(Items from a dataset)
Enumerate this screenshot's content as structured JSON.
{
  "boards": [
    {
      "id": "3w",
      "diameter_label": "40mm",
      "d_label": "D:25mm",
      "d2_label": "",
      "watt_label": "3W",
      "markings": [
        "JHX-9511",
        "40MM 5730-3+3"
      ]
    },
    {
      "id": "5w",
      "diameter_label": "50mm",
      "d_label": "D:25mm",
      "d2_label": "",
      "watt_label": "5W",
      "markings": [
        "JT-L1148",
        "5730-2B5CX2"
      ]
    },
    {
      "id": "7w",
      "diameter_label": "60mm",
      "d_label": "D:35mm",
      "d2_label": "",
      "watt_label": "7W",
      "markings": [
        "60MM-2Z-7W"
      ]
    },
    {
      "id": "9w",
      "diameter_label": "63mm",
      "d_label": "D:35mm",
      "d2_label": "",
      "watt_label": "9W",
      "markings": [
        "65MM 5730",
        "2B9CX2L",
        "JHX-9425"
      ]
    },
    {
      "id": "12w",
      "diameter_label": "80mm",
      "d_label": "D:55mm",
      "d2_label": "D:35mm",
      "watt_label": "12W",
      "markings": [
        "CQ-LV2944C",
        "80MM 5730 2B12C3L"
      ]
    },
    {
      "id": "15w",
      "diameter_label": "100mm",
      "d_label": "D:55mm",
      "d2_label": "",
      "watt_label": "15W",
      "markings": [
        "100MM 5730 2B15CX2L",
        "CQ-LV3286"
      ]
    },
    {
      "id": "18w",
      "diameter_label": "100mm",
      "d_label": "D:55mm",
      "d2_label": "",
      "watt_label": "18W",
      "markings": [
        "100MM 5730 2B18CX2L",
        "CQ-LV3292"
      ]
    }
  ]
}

---

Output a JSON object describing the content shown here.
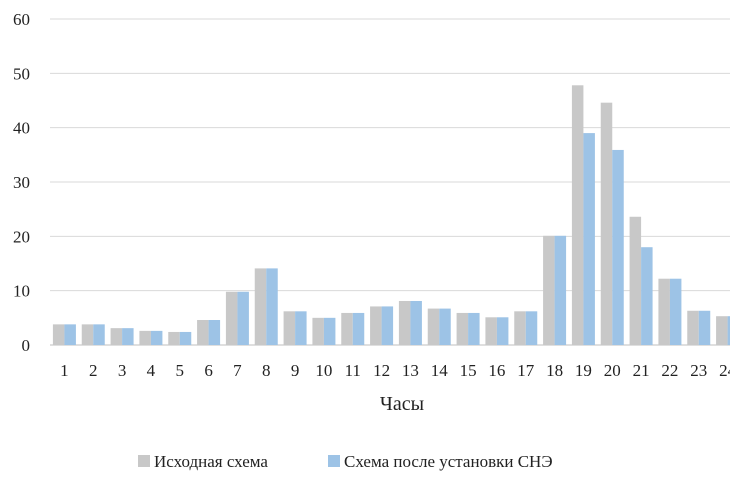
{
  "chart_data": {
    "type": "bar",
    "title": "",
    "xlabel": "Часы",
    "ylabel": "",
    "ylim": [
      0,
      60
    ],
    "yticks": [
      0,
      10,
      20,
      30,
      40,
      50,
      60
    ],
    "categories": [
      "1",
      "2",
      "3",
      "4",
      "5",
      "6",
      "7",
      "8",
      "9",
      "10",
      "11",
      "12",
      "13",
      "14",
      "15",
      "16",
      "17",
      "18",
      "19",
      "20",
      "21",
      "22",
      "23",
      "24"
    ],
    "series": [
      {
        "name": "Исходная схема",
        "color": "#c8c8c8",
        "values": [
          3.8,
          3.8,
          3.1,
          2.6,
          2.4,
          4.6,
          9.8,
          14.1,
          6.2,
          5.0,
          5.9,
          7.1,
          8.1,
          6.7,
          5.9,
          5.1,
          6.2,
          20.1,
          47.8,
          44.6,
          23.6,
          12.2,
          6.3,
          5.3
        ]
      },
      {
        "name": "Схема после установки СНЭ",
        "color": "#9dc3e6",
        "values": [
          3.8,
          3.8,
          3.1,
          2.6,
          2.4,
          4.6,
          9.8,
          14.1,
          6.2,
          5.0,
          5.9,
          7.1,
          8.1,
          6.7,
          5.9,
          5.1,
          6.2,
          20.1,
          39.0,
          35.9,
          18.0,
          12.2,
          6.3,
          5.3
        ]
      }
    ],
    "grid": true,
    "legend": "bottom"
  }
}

---

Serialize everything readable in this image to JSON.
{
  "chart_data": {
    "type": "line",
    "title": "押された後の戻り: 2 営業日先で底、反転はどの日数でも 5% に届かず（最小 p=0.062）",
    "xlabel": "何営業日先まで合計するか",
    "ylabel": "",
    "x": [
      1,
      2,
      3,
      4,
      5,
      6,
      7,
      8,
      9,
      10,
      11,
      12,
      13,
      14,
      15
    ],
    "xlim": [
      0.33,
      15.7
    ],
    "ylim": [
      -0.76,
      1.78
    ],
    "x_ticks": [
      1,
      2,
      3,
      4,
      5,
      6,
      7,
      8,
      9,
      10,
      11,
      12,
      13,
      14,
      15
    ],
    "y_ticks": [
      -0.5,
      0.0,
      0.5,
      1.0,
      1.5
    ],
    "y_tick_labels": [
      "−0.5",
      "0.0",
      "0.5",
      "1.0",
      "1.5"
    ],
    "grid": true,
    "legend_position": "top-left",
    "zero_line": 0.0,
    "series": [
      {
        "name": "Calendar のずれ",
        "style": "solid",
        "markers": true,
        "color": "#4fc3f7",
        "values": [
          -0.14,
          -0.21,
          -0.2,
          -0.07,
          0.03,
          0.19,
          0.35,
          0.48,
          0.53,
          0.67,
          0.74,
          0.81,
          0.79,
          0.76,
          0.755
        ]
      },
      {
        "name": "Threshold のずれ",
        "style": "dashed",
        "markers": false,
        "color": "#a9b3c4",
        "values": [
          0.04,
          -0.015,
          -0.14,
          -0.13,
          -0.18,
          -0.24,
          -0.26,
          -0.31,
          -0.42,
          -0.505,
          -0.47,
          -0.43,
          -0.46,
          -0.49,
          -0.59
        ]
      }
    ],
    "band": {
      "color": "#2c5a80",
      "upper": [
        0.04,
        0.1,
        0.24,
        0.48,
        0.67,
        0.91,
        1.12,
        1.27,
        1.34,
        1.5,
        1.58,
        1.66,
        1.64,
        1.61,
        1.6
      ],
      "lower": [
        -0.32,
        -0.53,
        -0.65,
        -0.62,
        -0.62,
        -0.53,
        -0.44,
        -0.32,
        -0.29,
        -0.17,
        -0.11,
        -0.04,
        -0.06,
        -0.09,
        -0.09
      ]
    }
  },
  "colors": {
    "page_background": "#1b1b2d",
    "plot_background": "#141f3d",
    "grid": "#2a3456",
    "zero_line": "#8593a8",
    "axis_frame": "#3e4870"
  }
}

▶ _GOAL OF THE EXERCISE_: Work out how many lines above have the string "name" in them, and give only the number.

▶ _EXPECTED OUTPUT_: 4